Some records
*****
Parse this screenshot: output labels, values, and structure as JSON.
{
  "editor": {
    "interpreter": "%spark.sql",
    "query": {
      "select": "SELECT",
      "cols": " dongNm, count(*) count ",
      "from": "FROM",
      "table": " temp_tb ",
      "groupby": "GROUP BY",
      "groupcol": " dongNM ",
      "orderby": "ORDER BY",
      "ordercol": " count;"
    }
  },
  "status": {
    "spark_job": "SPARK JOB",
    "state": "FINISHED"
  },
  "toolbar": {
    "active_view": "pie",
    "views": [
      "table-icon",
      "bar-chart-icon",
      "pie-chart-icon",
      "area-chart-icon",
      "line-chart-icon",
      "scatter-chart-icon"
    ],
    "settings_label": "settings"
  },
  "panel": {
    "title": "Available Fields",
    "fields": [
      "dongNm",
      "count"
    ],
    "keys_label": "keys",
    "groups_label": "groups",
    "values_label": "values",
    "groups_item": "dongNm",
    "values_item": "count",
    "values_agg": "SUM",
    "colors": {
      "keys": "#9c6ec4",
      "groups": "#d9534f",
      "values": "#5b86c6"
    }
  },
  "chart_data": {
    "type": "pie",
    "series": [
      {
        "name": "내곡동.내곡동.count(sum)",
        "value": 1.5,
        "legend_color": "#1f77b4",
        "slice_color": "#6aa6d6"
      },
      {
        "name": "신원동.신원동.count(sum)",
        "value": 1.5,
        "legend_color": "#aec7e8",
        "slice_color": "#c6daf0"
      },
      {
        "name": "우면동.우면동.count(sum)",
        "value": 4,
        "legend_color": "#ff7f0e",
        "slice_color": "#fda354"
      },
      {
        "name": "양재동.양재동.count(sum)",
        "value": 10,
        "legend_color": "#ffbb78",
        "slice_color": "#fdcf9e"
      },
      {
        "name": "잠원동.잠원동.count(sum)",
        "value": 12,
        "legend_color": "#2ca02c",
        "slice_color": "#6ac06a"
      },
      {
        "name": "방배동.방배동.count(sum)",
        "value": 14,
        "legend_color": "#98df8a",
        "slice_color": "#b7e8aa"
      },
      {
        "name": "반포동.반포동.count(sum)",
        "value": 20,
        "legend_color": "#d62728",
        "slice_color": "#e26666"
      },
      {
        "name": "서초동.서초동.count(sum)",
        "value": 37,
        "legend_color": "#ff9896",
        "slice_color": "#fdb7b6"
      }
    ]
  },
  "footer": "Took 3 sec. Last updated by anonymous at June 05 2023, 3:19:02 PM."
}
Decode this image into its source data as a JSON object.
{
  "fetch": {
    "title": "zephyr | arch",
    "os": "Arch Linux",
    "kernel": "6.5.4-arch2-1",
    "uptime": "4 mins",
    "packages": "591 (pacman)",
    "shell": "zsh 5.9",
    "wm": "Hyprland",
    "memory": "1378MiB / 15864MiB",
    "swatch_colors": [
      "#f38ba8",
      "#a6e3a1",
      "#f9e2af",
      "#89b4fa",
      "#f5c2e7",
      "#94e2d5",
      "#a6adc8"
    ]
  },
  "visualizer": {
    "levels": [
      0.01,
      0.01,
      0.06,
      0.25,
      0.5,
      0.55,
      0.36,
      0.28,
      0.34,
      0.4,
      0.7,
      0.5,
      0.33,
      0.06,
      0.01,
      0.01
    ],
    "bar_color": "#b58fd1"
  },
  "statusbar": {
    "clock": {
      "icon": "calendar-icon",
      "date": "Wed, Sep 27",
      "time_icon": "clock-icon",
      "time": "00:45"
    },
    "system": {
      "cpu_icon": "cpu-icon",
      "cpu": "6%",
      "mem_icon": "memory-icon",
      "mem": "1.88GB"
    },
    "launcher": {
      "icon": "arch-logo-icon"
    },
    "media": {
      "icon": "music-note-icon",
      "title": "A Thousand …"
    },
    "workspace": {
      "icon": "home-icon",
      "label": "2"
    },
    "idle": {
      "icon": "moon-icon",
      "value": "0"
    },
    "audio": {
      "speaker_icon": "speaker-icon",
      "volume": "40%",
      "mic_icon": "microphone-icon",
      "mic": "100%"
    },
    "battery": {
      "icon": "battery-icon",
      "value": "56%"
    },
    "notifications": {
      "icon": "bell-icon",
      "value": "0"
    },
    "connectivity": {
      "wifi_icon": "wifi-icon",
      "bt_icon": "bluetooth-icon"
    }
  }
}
*****
Task requirements: What is the number of lines in the listing that contain the string "count"? Reply with that number alone.

Response to this exercise: 12